> _Problems and tasks_:
1/ In the records, rewrite the lines from the one holding "legend-item: M - Úplné" through the one holding "134, 555, 143]", both included, putting "y-axis label" wherever "y-tick-label" appears and leaving everything else the same. Give only those lines.
2/ Carry on the piece about the Oscars' Best Song category from its last sentence.
___ Source extract
Playback

Last week’s announcement of the 2007 Oscar nominees confirmed what the observant have long known: The Best Song category is the cesspool of the Academy Awards. Three songs from Enchanted(!)(?), a pseudo-inspirational hunk of slop from August Rush, and a pleasant but inconsequential Cat-Stevens-ish ditty from Once. Is that the best we can do?

Part of the problem is what Rolling Stone film critic Peter Travers calls the Academy’s stupidity about rock music. But the absence of anything resembling real quality in this category goes much deeper.

Over the first three decades of the Academy Awards, best-song choices were endless because most great pop tunes were introduced to audiences either via the stage or screen. A quick scan of nominees from 1934-1963 reads like a major volume of the Great American Songbook: “Cheek to Cheek,” “The Way You Look Tonight,” “They Can’t Take That Away From Me,” “Over the Rainbow,” “Pennies From Heaven, “White Christmas,” “Baby, It’s Cold Outside,” “All the Way,” etc. By the late-’60s, however, with self-contained rock bands dominating the music scene, screen musicals flopping like beached whales, and Easy Rider establishing a new template for use of music (cherry-picking contemporary rock songs), most songwriters stopped wasting their time on the medium.
______
___ Material supplied
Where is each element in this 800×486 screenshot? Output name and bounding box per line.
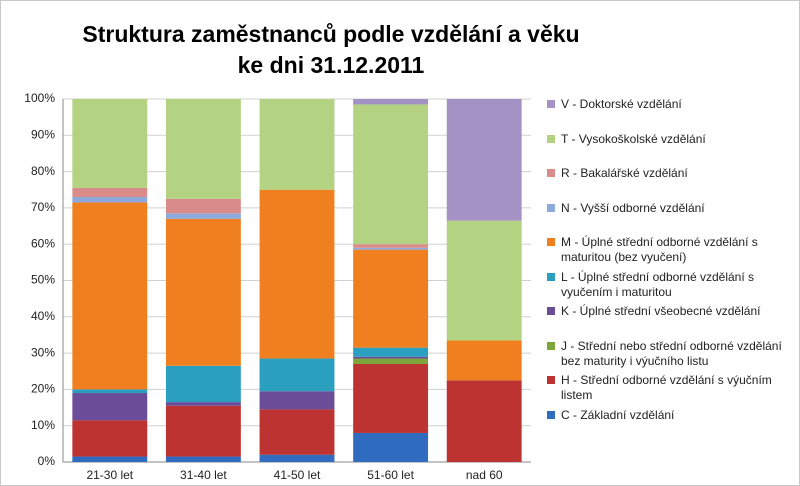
legend-item: M - Úplné střední odborné vzdělání s mat…	[547, 235, 797, 265]
legend-label: N - Vyšší odborné vzdělání	[561, 200, 705, 215]
y-tick-label: 60%	[31, 236, 55, 250]
bar-segment	[353, 249, 429, 348]
bar-segment	[165, 402, 241, 406]
bar-segment	[353, 244, 429, 248]
bar-segment	[353, 99, 429, 105]
legend-label: H - Střední odborné vzdělání s výučním l…	[561, 373, 772, 402]
bar-segment	[259, 409, 335, 455]
bar-segment	[259, 189, 335, 359]
bar-segment	[165, 456, 241, 462]
legend-item: L - Úplné střední odborné vzdělání s vyu…	[547, 270, 797, 300]
bar-segment	[353, 432, 429, 462]
bar-segment	[353, 358, 429, 364]
bar-segment	[72, 420, 148, 457]
y-tick-label: 40%	[31, 309, 55, 323]
bar-segment	[259, 99, 335, 190]
y-tick-label: 10%	[31, 418, 55, 432]
x-tick-label: 21-30 let	[86, 468, 133, 482]
legend-label: C - Základní vzdělání	[561, 407, 675, 422]
y-tick-label: 30%	[31, 345, 55, 359]
bar-segment	[353, 104, 429, 245]
bar-segment	[165, 213, 241, 219]
bar-segment	[72, 187, 148, 198]
legend-swatch	[547, 134, 555, 143]
bar-segment	[72, 202, 148, 390]
legend-swatch	[547, 307, 555, 315]
legend-label: M - Úplné střední odborné vzdělání s mat…	[561, 235, 758, 264]
legend-swatch	[547, 341, 555, 350]
y-tick-label: 0%	[38, 454, 56, 468]
legend-label: R - Bakalářské vzdělání	[561, 166, 688, 180]
bar-segment	[165, 99, 241, 199]
legend-swatch	[547, 100, 555, 108]
bar-segment	[446, 99, 522, 221]
legend-item: C - Základní vzdělání	[547, 408, 797, 423]
legend-item: V - Doktorské vzdělání	[547, 97, 797, 112]
y-tick-label: 90%	[31, 127, 55, 141]
bar-segment	[259, 358, 335, 392]
bar-segment	[72, 456, 148, 462]
bar-segment	[446, 380, 522, 462]
bar-segment	[72, 389, 148, 394]
legend-label: J - Střední nebo střední odborné vzdělán…	[561, 338, 782, 368]
y-tick-label: 80%	[31, 164, 55, 178]
bar-segment	[165, 405, 241, 457]
bar-segment	[259, 391, 335, 410]
legend-swatch	[547, 376, 555, 384]
bar-segment	[165, 198, 241, 214]
legend-item: N - Vyšší odborné vzdělání	[547, 201, 797, 216]
bar-segment	[72, 99, 148, 188]
bar-segment	[165, 365, 241, 403]
bar-segment	[165, 218, 241, 366]
bar-segment	[353, 247, 429, 250]
bar-segment	[72, 393, 148, 421]
x-tick-label: 41-50 let	[274, 468, 321, 482]
legend-label: T - Vysokoškolské vzdělání	[561, 131, 706, 146]
legend-item: R - Bakalářské vzdělání	[547, 166, 797, 181]
bar-segment	[353, 347, 429, 357]
x-tick-label: 31-40 let	[180, 468, 227, 482]
bar-segment	[353, 363, 429, 433]
legend-swatch	[547, 272, 555, 281]
legend-item: H - Střední odborné vzdělání s výučním l…	[547, 373, 797, 403]
y-tick-label: 100%	[24, 91, 55, 105]
x-tick-label: nad 60	[466, 468, 503, 482]
legend-swatch	[547, 169, 555, 177]
bar-segment	[446, 220, 522, 341]
bar-segment	[446, 340, 522, 381]
legend-label: K - Úplné střední všeobecné vzdělání	[561, 304, 761, 318]
y-tick-label: 70%	[31, 200, 55, 214]
legend-swatch	[547, 410, 555, 419]
legend-item: K - Úplné střední všeobecné vzdělání	[547, 304, 797, 319]
bar-segment	[353, 356, 429, 359]
bar-segment	[72, 197, 148, 203]
legend-swatch	[547, 238, 555, 246]
legend-item: T - Vysokoškolské vzdělání	[547, 132, 797, 147]
x-tick-label: 51-60 let	[367, 468, 414, 482]
y-tick-label: 20%	[31, 382, 55, 396]
legend-item: J - Střední nebo střední odborné vzdělán…	[547, 339, 797, 369]
chart-title: Struktura zaměstnanců podle vzdělání a v…	[82, 21, 580, 78]
bar-segment	[259, 454, 335, 462]
legend-label: L - Úplné střední odborné vzdělání s vyu…	[561, 269, 755, 299]
y-tick-label: 50%	[31, 273, 55, 287]
legend-swatch	[547, 203, 555, 212]
legend-label: V - Doktorské vzdělání	[561, 97, 682, 111]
______
> _Answers for this exercise_:
1/
legend-item: M - Úplné střední odborné vzdělání s mat…	[547, 235, 797, 265]
legend-label: N - Vyšší odborné vzdělání	[561, 200, 705, 215]
y-axis label: 60%	[31, 236, 55, 250]
bar-segment	[353, 249, 429, 348]
bar-segment	[165, 402, 241, 406]
bar-segment	[353, 244, 429, 248]
bar-segment	[353, 99, 429, 105]
legend-label: H - Střední odborné vzdělání s výučním l…	[561, 373, 772, 402]
bar-segment	[259, 409, 335, 455]
bar-segment	[259, 189, 335, 359]
bar-segment	[165, 456, 241, 462]
legend-item: L - Úplné střední odborné vzdělání s vyu…	[547, 270, 797, 300]
bar-segment	[353, 432, 429, 462]
bar-segment	[353, 358, 429, 364]
bar-segment	[72, 420, 148, 457]
y-axis label: 40%	[31, 309, 55, 323]
bar-segment	[259, 99, 335, 190]
y-axis label: 10%	[31, 418, 55, 432]
x-tick-label: 21-30 let	[86, 468, 133, 482]
legend-label: C - Základní vzdělání	[561, 407, 675, 422]
y-axis label: 30%	[31, 345, 55, 359]
bar-segment	[353, 104, 429, 245]
bar-segment	[165, 213, 241, 219]
bar-segment	[72, 187, 148, 198]
legend-swatch	[547, 134, 555, 143]

2/
From that point on, the Academy seemed to lose its musical equilibrium. They snubbed Simon & Garfunkel’s era-defining “Mrs. Robinson” in favor of Dr. Dolittle’s “Talk to the Animals.” They ignored the Bee Gees’ Saturday Night Fever and handed the Oscar to “You Light Up My Life.” They shunned Prince’s “When Doves Cry” to make room for masterpieces such as “Ghostbusters” and “Footloose.”

The pattern became familiar: Throw a nomination bone to Randy Newman, go giddy with appreciation whenever Sting or Paul McCartney deigns to spend five minutes cranking out a film tune, and otherwise honor one of those crappy ballads that takes five people to write, runs over the closing credits, and is forgotten before you had time to remember it. When Phil Collins won in 1999 for Tarzan’s “You’ll Be in My Heart” (how often have you listened to that song lately?), it was obvious that the Academy needed to shut down this category, once and for all. After all, when Collins or Peter Cetera gets an Oscar nomination, aren’t we all diminished in some way?

This year, the Academy could’ve taken the road less traveled and honored Walk Hard’s “Dr. Mr. President” (if only to hear John C. Reilly croon on the Oscar telecast: “I sing for the Injun/all hopped up on booze”), Sondre Lerche’s Dan In Real Life, or something from Eddie Vedder’s Into the Wild. See what you’re doing to me, Academy? You’re making me recommend Eddie Vedder. Please, stop the madness!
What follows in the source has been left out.